Each entry must be given again exactly; images do not belong in the copy.
====================
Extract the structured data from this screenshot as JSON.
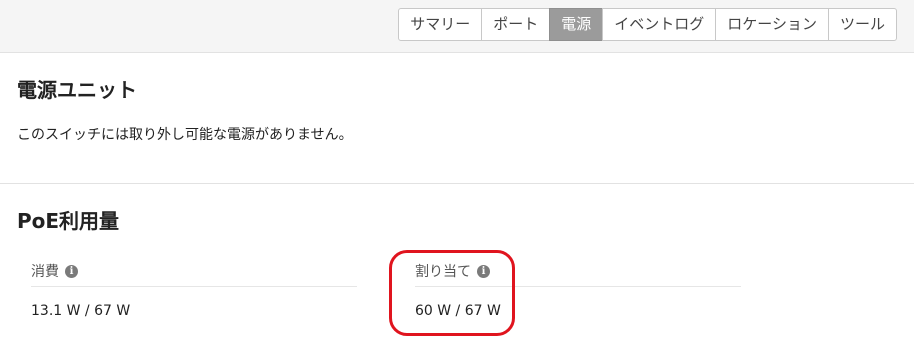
{
  "tabs": [
    {
      "label": "サマリー",
      "active": false
    },
    {
      "label": "ポート",
      "active": false
    },
    {
      "label": "電源",
      "active": true
    },
    {
      "label": "イベントログ",
      "active": false
    },
    {
      "label": "ロケーション",
      "active": false
    },
    {
      "label": "ツール",
      "active": false
    }
  ],
  "power_supply": {
    "title": "電源ユニット",
    "message": "このスイッチには取り外し可能な電源がありません。"
  },
  "poe": {
    "title": "PoE利用量",
    "consumed": {
      "label": "消費",
      "icon": "info-icon",
      "value": "13.1 W / 67 W"
    },
    "allocated": {
      "label": "割り当て",
      "icon": "info-icon",
      "value": "60 W / 67 W"
    }
  },
  "colors": {
    "active_tab": "#9b9b9b",
    "highlight": "#e0141e"
  }
}
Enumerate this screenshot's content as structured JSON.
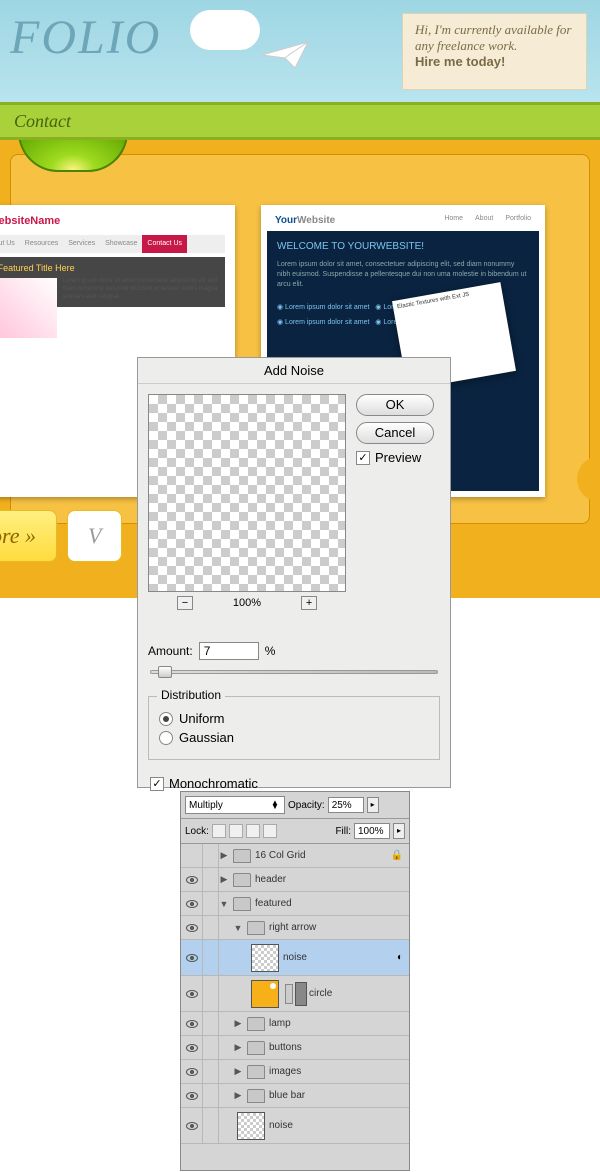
{
  "header": {
    "logo": "FOLIO",
    "sticky_text": "Hi, I'm currently available for any freelance work.",
    "sticky_cta": "Hire me today!"
  },
  "nav": {
    "item": "Contact"
  },
  "gallery": {
    "thumb1": {
      "site_name": "r WebsiteName",
      "tabs": [
        "About Us",
        "Resources",
        "Services",
        "Showcase",
        "Contact Us"
      ],
      "featured_title": "★ Featured Title Here",
      "button_more": "ore »",
      "button_v": "V"
    },
    "thumb2": {
      "site_name_a": "Your",
      "site_name_b": "Website",
      "nav": [
        "Home",
        "About",
        "Portfolio"
      ],
      "welcome_a": "WELCOME TO ",
      "welcome_b": "YOURWEBSITE!",
      "tile_text": "Elastic Textures with Ext JS"
    }
  },
  "dialog": {
    "title": "Add Noise",
    "ok": "OK",
    "cancel": "Cancel",
    "preview_label": "Preview",
    "preview_checked": true,
    "zoom": "100%",
    "zoom_out": "−",
    "zoom_in": "+",
    "amount_label": "Amount:",
    "amount_value": "7",
    "amount_unit": "%",
    "distribution_legend": "Distribution",
    "uniform": "Uniform",
    "gaussian": "Gaussian",
    "monochromatic": "Monochromatic",
    "mono_checked": true
  },
  "layers": {
    "blend_mode": "Multiply",
    "opacity_label": "Opacity:",
    "opacity": "25%",
    "lock_label": "Lock:",
    "fill_label": "Fill:",
    "fill": "100%",
    "items": [
      {
        "name": "16 Col Grid",
        "type": "folder",
        "indent": 0,
        "eye": false,
        "arrow": "▶"
      },
      {
        "name": "header",
        "type": "folder",
        "indent": 0,
        "eye": true,
        "arrow": "▶"
      },
      {
        "name": "featured",
        "type": "folder",
        "indent": 0,
        "eye": true,
        "arrow": "▼"
      },
      {
        "name": "right arrow",
        "type": "folder",
        "indent": 1,
        "eye": true,
        "arrow": "▼"
      },
      {
        "name": "noise",
        "type": "layer",
        "indent": 2,
        "eye": true,
        "thumb": "noise",
        "selected": true
      },
      {
        "name": "circle",
        "type": "layer",
        "indent": 2,
        "eye": true,
        "thumb": "circle"
      },
      {
        "name": "lamp",
        "type": "folder",
        "indent": 1,
        "eye": true,
        "arrow": "▶"
      },
      {
        "name": "buttons",
        "type": "folder",
        "indent": 1,
        "eye": true,
        "arrow": "▶"
      },
      {
        "name": "images",
        "type": "folder",
        "indent": 1,
        "eye": true,
        "arrow": "▶"
      },
      {
        "name": "blue bar",
        "type": "folder",
        "indent": 1,
        "eye": true,
        "arrow": "▶"
      },
      {
        "name": "noise",
        "type": "layer",
        "indent": 1,
        "eye": true,
        "thumb": "noise"
      }
    ]
  }
}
====================
### Written answer
Extract the structured data from this screenshot as JSON.
{
  "tabs": [
    {
      "label": "サマリー",
      "active": false
    },
    {
      "label": "ポート",
      "active": false
    },
    {
      "label": "電源",
      "active": true
    },
    {
      "label": "イベントログ",
      "active": false
    },
    {
      "label": "ロケーション",
      "active": false
    },
    {
      "label": "ツール",
      "active": false
    }
  ],
  "power_supply": {
    "title": "電源ユニット",
    "message": "このスイッチには取り外し可能な電源がありません。"
  },
  "poe": {
    "title": "PoE利用量",
    "consumed": {
      "label": "消費",
      "icon": "info-icon",
      "value": "13.1 W / 67 W"
    },
    "allocated": {
      "label": "割り当て",
      "icon": "info-icon",
      "value": "60 W / 67 W"
    }
  },
  "colors": {
    "active_tab": "#9b9b9b",
    "highlight": "#e0141e"
  }
}
Enumerate this screenshot's content as structured JSON.
{
  "header": {
    "logo": "FOLIO",
    "sticky_text": "Hi, I'm currently available for any freelance work.",
    "sticky_cta": "Hire me today!"
  },
  "nav": {
    "item": "Contact"
  },
  "gallery": {
    "thumb1": {
      "site_name": "r WebsiteName",
      "tabs": [
        "About Us",
        "Resources",
        "Services",
        "Showcase",
        "Contact Us"
      ],
      "featured_title": "★ Featured Title Here",
      "button_more": "ore »",
      "button_v": "V"
    },
    "thumb2": {
      "site_name_a": "Your",
      "site_name_b": "Website",
      "nav": [
        "Home",
        "About",
        "Portfolio"
      ],
      "welcome_a": "WELCOME TO ",
      "welcome_b": "YOURWEBSITE!",
      "tile_text": "Elastic Textures with Ext JS"
    }
  },
  "dialog": {
    "title": "Add Noise",
    "ok": "OK",
    "cancel": "Cancel",
    "preview_label": "Preview",
    "preview_checked": true,
    "zoom": "100%",
    "zoom_out": "−",
    "zoom_in": "+",
    "amount_label": "Amount:",
    "amount_value": "7",
    "amount_unit": "%",
    "distribution_legend": "Distribution",
    "uniform": "Uniform",
    "gaussian": "Gaussian",
    "monochromatic": "Monochromatic",
    "mono_checked": true
  },
  "layers": {
    "blend_mode": "Multiply",
    "opacity_label": "Opacity:",
    "opacity": "25%",
    "lock_label": "Lock:",
    "fill_label": "Fill:",
    "fill": "100%",
    "items": [
      {
        "name": "16 Col Grid",
        "type": "folder",
        "indent": 0,
        "eye": false,
        "arrow": "▶"
      },
      {
        "name": "header",
        "type": "folder",
        "indent": 0,
        "eye": true,
        "arrow": "▶"
      },
      {
        "name": "featured",
        "type": "folder",
        "indent": 0,
        "eye": true,
        "arrow": "▼"
      },
      {
        "name": "right arrow",
        "type": "folder",
        "indent": 1,
        "eye": true,
        "arrow": "▼"
      },
      {
        "name": "noise",
        "type": "layer",
        "indent": 2,
        "eye": true,
        "thumb": "noise",
        "selected": true
      },
      {
        "name": "circle",
        "type": "layer",
        "indent": 2,
        "eye": true,
        "thumb": "circle"
      },
      {
        "name": "lamp",
        "type": "folder",
        "indent": 1,
        "eye": true,
        "arrow": "▶"
      },
      {
        "name": "buttons",
        "type": "folder",
        "indent": 1,
        "eye": true,
        "arrow": "▶"
      },
      {
        "name": "images",
        "type": "folder",
        "indent": 1,
        "eye": true,
        "arrow": "▶"
      },
      {
        "name": "blue bar",
        "type": "folder",
        "indent": 1,
        "eye": true,
        "arrow": "▶"
      },
      {
        "name": "noise",
        "type": "layer",
        "indent": 1,
        "eye": true,
        "thumb": "noise"
      }
    ]
  }
}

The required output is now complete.